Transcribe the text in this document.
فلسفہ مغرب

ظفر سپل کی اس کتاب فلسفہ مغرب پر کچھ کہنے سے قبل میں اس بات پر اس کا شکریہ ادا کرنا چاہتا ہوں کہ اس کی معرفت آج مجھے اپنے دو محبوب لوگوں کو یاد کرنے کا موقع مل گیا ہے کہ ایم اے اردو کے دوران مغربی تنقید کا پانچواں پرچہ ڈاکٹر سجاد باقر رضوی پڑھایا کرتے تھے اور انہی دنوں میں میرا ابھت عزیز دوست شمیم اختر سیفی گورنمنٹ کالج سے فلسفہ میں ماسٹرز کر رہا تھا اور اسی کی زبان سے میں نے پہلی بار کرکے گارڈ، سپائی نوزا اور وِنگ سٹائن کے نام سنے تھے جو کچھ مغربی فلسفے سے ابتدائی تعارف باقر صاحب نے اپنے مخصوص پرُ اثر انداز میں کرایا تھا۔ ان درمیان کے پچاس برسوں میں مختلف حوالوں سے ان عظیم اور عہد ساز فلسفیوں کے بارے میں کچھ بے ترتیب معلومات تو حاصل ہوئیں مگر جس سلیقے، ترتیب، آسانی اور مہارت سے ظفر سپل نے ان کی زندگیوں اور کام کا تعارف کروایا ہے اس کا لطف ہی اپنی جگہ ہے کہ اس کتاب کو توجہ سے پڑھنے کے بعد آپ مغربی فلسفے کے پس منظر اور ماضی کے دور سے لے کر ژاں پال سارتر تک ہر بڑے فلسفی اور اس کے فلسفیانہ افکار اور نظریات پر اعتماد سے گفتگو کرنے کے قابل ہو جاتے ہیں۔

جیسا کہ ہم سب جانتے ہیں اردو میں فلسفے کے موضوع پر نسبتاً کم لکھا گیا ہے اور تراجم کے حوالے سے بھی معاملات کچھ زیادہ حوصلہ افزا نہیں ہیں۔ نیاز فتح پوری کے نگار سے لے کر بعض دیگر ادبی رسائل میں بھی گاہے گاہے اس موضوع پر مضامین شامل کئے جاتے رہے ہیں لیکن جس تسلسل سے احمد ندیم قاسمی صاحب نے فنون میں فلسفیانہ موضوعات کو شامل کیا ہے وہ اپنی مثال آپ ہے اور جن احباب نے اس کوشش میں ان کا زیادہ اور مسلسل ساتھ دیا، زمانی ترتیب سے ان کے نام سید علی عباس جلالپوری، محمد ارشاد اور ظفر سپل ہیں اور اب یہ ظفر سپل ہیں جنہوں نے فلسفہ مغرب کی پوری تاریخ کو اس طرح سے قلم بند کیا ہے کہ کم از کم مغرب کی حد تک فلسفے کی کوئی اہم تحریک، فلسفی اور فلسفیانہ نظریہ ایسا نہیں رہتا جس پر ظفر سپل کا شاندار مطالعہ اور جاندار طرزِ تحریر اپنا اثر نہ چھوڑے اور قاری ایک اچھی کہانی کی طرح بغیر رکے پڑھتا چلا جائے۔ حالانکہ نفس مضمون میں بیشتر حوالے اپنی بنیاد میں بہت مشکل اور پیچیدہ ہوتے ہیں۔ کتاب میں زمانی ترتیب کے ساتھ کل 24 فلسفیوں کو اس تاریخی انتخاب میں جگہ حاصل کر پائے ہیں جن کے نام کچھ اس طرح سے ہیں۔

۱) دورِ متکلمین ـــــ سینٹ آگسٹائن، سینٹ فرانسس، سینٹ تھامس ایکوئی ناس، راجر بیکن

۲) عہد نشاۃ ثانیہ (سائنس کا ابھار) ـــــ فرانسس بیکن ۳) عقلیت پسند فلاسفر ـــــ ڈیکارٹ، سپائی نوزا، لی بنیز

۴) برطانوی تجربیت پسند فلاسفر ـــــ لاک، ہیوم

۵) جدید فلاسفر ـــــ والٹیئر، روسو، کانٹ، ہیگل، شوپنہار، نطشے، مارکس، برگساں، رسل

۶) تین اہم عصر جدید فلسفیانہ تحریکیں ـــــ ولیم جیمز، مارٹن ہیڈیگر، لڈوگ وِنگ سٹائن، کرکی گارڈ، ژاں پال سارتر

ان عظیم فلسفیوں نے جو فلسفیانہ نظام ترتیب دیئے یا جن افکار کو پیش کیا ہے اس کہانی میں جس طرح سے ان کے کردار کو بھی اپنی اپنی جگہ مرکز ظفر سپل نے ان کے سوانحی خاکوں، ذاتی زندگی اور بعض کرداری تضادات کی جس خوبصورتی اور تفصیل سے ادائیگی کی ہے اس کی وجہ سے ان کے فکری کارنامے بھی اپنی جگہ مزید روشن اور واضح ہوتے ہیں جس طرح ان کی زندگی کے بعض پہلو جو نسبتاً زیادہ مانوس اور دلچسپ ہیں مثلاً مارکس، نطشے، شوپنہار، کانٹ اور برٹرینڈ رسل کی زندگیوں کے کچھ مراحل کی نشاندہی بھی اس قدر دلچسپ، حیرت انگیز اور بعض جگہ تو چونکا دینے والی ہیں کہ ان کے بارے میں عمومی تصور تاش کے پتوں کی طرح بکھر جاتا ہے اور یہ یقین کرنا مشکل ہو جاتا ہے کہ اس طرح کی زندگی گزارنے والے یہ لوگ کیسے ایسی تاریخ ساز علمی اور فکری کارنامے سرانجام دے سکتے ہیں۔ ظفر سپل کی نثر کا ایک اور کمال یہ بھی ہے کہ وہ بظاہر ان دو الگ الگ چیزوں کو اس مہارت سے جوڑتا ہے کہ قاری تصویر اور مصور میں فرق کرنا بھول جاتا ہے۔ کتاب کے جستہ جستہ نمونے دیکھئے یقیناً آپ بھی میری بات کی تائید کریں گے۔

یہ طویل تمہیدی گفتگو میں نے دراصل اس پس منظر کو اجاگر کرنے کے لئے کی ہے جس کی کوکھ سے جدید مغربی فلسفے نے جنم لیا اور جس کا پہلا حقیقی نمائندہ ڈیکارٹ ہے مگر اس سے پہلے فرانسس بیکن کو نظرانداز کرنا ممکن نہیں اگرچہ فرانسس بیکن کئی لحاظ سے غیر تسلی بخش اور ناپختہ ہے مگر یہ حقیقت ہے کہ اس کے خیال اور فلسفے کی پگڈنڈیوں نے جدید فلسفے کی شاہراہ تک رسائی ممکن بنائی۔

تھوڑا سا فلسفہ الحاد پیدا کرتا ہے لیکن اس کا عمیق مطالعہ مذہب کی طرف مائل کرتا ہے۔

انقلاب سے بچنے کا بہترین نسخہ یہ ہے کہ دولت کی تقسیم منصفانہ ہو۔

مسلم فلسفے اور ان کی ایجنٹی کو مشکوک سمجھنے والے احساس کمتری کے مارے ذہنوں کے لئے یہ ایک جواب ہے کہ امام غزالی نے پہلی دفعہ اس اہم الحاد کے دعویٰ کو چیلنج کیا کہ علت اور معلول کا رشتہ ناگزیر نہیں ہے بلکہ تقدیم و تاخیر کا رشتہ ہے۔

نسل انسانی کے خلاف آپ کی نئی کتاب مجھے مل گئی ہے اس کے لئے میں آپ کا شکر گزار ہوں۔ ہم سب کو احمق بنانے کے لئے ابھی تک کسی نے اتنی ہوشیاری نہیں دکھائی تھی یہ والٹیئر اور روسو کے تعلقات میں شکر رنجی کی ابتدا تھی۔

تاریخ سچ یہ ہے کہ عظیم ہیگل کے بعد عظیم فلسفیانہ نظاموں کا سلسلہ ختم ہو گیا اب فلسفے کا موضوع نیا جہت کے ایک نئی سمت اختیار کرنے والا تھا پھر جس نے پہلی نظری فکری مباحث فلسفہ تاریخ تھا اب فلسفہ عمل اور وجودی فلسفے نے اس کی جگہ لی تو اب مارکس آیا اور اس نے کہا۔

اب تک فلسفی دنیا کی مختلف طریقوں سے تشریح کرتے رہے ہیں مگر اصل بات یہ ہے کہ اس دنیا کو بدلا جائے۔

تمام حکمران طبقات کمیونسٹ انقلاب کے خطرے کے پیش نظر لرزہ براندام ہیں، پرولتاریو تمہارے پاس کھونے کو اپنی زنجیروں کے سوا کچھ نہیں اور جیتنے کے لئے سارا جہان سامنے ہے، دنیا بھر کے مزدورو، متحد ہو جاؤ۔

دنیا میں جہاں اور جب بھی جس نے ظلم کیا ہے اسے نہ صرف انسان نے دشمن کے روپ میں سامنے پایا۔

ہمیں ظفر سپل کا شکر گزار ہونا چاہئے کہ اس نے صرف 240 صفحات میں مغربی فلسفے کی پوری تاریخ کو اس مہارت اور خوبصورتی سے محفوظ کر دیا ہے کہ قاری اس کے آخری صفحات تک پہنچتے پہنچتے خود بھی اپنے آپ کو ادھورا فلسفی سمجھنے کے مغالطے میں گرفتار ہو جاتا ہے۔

————

#### [SHORT TASK]
Review the preceding data and report every line that includes the string "دنیا".

#### [THE COMPLETED TASK]
اب تک فلسفی دنیا کی مختلف طریقوں سے تشریح کرتے رہے ہیں مگر اصل بات یہ ہے کہ اس دنیا کو بدلا جائے۔
تمام حکمران طبقات کمیونسٹ انقلاب کے خطرے کے پیش نظر لرزہ براندام ہیں، پرولتاریو تمہارے پاس کھونے کو اپنی زنجیروں کے سوا کچھ نہیں اور جیتنے کے لئے سارا جہان سامنے ہے، دنیا بھر کے مزدورو، متحد ہو جاؤ۔
دنیا میں جہاں اور جب بھی جس نے ظلم کیا ہے اسے نہ صرف انسان نے دشمن کے روپ میں سامنے پایا۔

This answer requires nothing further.